(Records from a dataset)
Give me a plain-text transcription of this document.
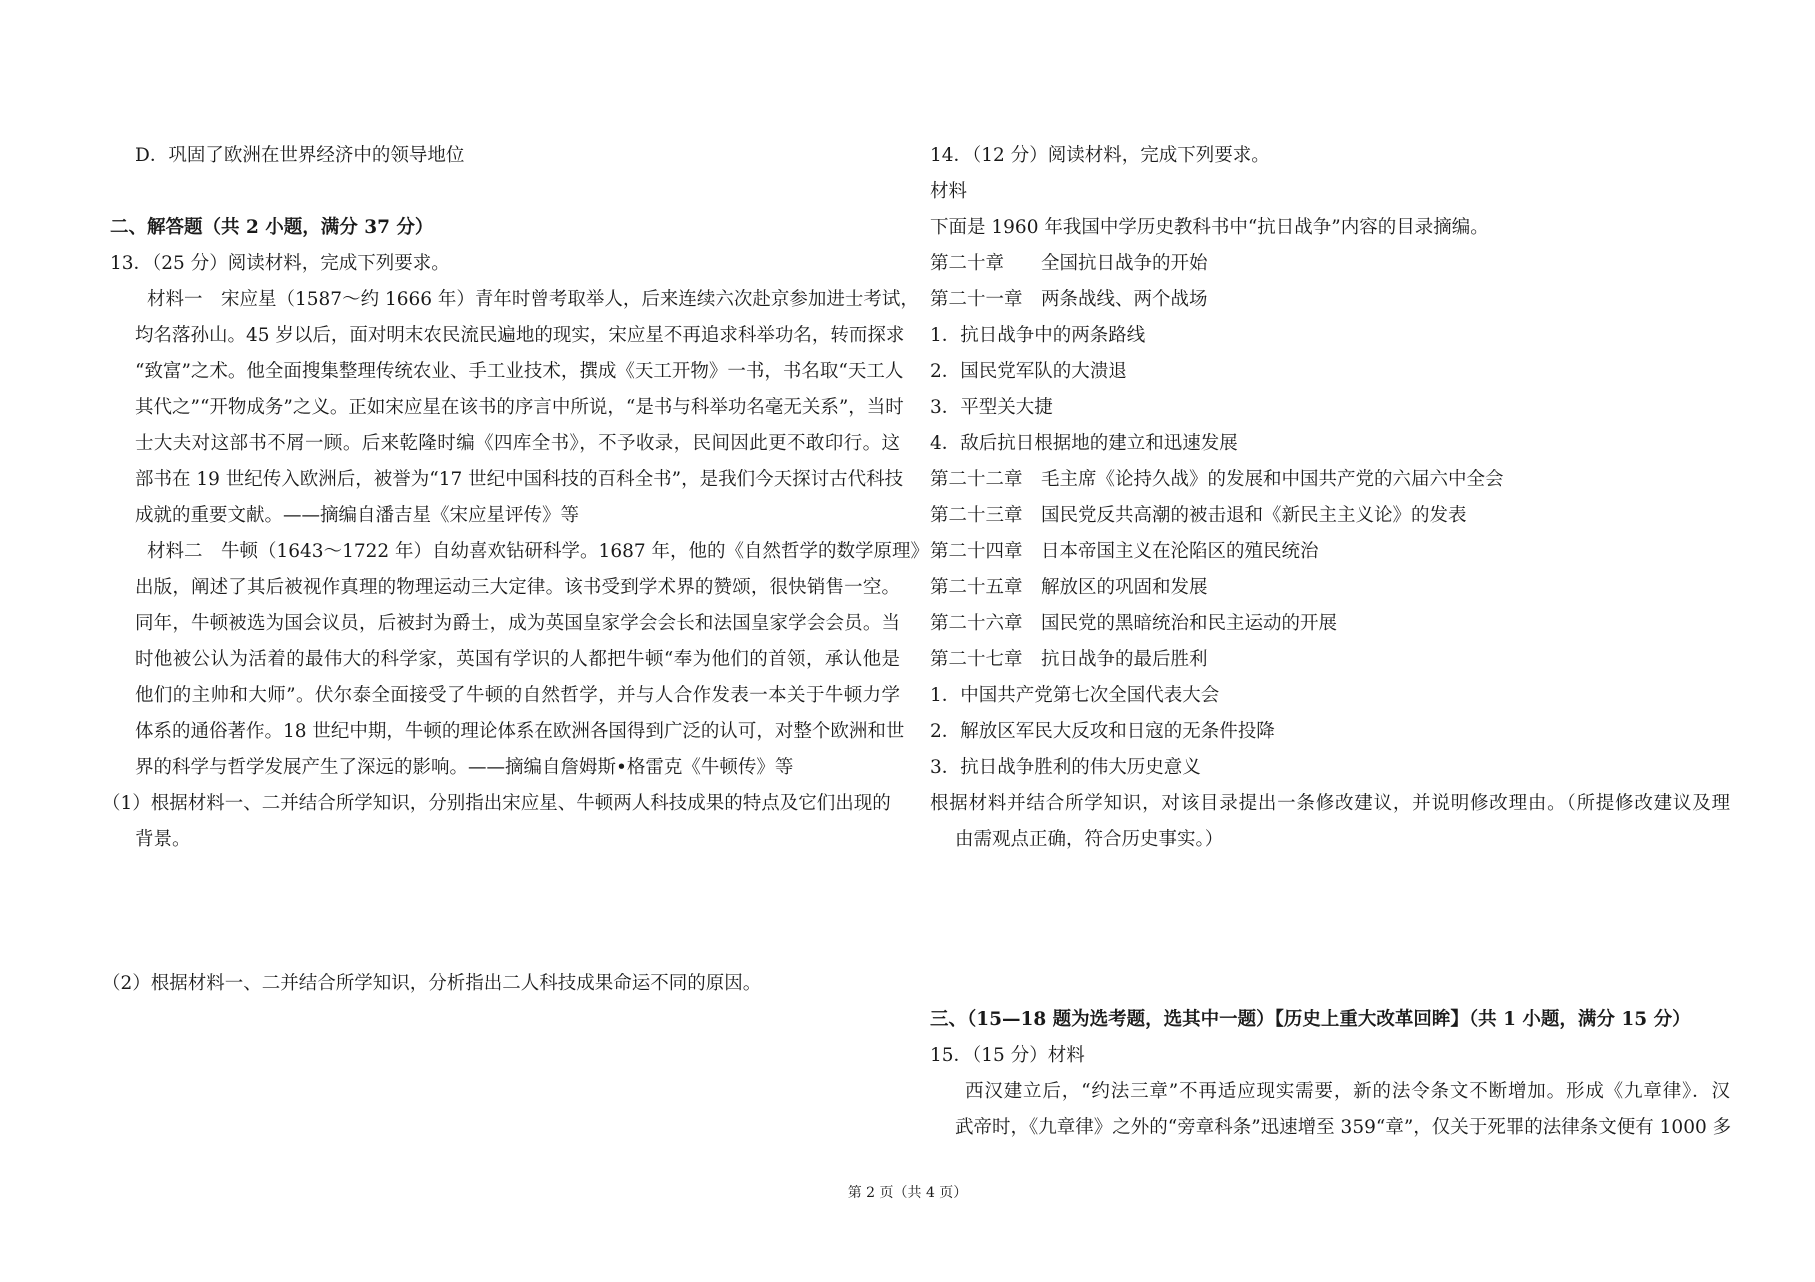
D．巩固了欧洲在世界经济中的领导地位
二、解答题（共 2 小题，满分 37 分）
13．（25 分）阅读材料，完成下列要求。
材料一　宋应星（1587～约 1666 年）青年时曾考取举人，后来连续六次赴京参加进士考试，
均名落孙山。45 岁以后，面对明末农民流民遍地的现实，宋应星不再追求科举功名，转而探求
“致富”之术。他全面搜集整理传统农业、手工业技术，撰成《天工开物》一书，书名取“天工人
其代之”“开物成务”之义。正如宋应星在该书的序言中所说，“是书与科举功名毫无关系”，当时
士大夫对这部书不屑一顾。后来乾隆时编《四库全书》，不予收录，民间因此更不敢印行。这
部书在 19 世纪传入欧洲后，被誉为“17 世纪中国科技的百科全书”，是我们今天探讨古代科技
成就的重要文献。——摘编自潘吉星《宋应星评传》等
材料二　牛顿（1643～1722 年）自幼喜欢钻研科学。1687 年，他的《自然哲学的数学原理》
出版，阐述了其后被视作真理的物理运动三大定律。该书受到学术界的赞颂，很快销售一空。
同年，牛顿被选为国会议员，后被封为爵士，成为英国皇家学会会长和法国皇家学会会员。当
时他被公认为活着的最伟大的科学家，英国有学识的人都把牛顿“奉为他们的首领，承认他是
他们的主帅和大师”。伏尔泰全面接受了牛顿的自然哲学，并与人合作发表一本关于牛顿力学
体系的通俗著作。18 世纪中期，牛顿的理论体系在欧洲各国得到广泛的认可，对整个欧洲和世
界的科学与哲学发展产生了深远的影响。——摘编自詹姆斯•格雷克《牛顿传》等
（1）根据材料一、二并结合所学知识，分别指出宋应星、牛顿两人科技成果的特点及它们出现的
背景。
（2）根据材料一、二并结合所学知识，分析指出二人科技成果命运不同的原因。
14．（12 分）阅读材料，完成下列要求。
材料
下面是 1960 年我国中学历史教科书中“抗日战争”内容的目录摘编。
第二十章　　全国抗日战争的开始
第二十一章　两条战线、两个战场
1．抗日战争中的两条路线
2．国民党军队的大溃退
3．平型关大捷
4．敌后抗日根据地的建立和迅速发展
第二十二章　毛主席《论持久战》的发展和中国共产党的六届六中全会
第二十三章　国民党反共高潮的被击退和《新民主主义论》的发表
第二十四章　日本帝国主义在沦陷区的殖民统治
第二十五章　解放区的巩固和发展
第二十六章　国民党的黑暗统治和民主运动的开展
第二十七章　抗日战争的最后胜利
1．中国共产党第七次全国代表大会
2．解放区军民大反攻和日寇的无条件投降
3．抗日战争胜利的伟大历史意义
根据材料并结合所学知识，对该目录提出一条修改建议，并说明修改理由。（所提修改建议及理
由需观点正确，符合历史事实。）
三、（15—18 题为选考题，选其中一题）【历史上重大改革回眸】（共 1 小题，满分 15 分）
15．（15 分）材料
西汉建立后，“约法三章”不再适应现实需要，新的法令条文不断增加。形成《九章律》．汉
武帝时，《九章律》之外的“旁章科条”迅速增至 359“章”，仅关于死罪的法律条文便有 1000 多
第 2 页（共 4 页）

_OBJECTIVE_
Without including the pictures, reproduce all entries exactly.

_TASK SOLUTION_
Give me a plain-text transcription of this document.
D．巩固了欧洲在世界经济中的领导地位
二、解答题（共 2 小题，满分 37 分）
13．（25 分）阅读材料，完成下列要求。
材料一　宋应星（1587～约 1666 年）青年时曾考取举人，后来连续六次赴京参加进士考试，
均名落孙山。45 岁以后，面对明末农民流民遍地的现实，宋应星不再追求科举功名，转而探求
“致富”之术。他全面搜集整理传统农业、手工业技术，撰成《天工开物》一书，书名取“天工人
其代之”“开物成务”之义。正如宋应星在该书的序言中所说，“是书与科举功名毫无关系”，当时
士大夫对这部书不屑一顾。后来乾隆时编《四库全书》，不予收录，民间因此更不敢印行。这
部书在 19 世纪传入欧洲后，被誉为“17 世纪中国科技的百科全书”，是我们今天探讨古代科技
成就的重要文献。——摘编自潘吉星《宋应星评传》等
材料二　牛顿（1643～1722 年）自幼喜欢钻研科学。1687 年，他的《自然哲学的数学原理》
出版，阐述了其后被视作真理的物理运动三大定律。该书受到学术界的赞颂，很快销售一空。
同年，牛顿被选为国会议员，后被封为爵士，成为英国皇家学会会长和法国皇家学会会员。当
时他被公认为活着的最伟大的科学家，英国有学识的人都把牛顿“奉为他们的首领，承认他是
他们的主帅和大师”。伏尔泰全面接受了牛顿的自然哲学，并与人合作发表一本关于牛顿力学
体系的通俗著作。18 世纪中期，牛顿的理论体系在欧洲各国得到广泛的认可，对整个欧洲和世
界的科学与哲学发展产生了深远的影响。——摘编自詹姆斯•格雷克《牛顿传》等
（1）根据材料一、二并结合所学知识，分别指出宋应星、牛顿两人科技成果的特点及它们出现的
背景。
（2）根据材料一、二并结合所学知识，分析指出二人科技成果命运不同的原因。
14．（12 分）阅读材料，完成下列要求。
材料
下面是 1960 年我国中学历史教科书中“抗日战争”内容的目录摘编。
第二十章　　全国抗日战争的开始
第二十一章　两条战线、两个战场
1．抗日战争中的两条路线
2．国民党军队的大溃退
3．平型关大捷
4．敌后抗日根据地的建立和迅速发展
第二十二章　毛主席《论持久战》的发展和中国共产党的六届六中全会
第二十三章　国民党反共高潮的被击退和《新民主主义论》的发表
第二十四章　日本帝国主义在沦陷区的殖民统治
第二十五章　解放区的巩固和发展
第二十六章　国民党的黑暗统治和民主运动的开展
第二十七章　抗日战争的最后胜利
1．中国共产党第七次全国代表大会
2．解放区军民大反攻和日寇的无条件投降
3．抗日战争胜利的伟大历史意义
根据材料并结合所学知识，对该目录提出一条修改建议，并说明修改理由。（所提修改建议及理
由需观点正确，符合历史事实。）
三、（15—18 题为选考题，选其中一题）【历史上重大改革回眸】（共 1 小题，满分 15 分）
15．（15 分）材料
西汉建立后，“约法三章”不再适应现实需要，新的法令条文不断增加。形成《九章律》．汉
武帝时，《九章律》之外的“旁章科条”迅速增至 359“章”，仅关于死罪的法律条文便有 1000 多
第 2 页（共 4 页）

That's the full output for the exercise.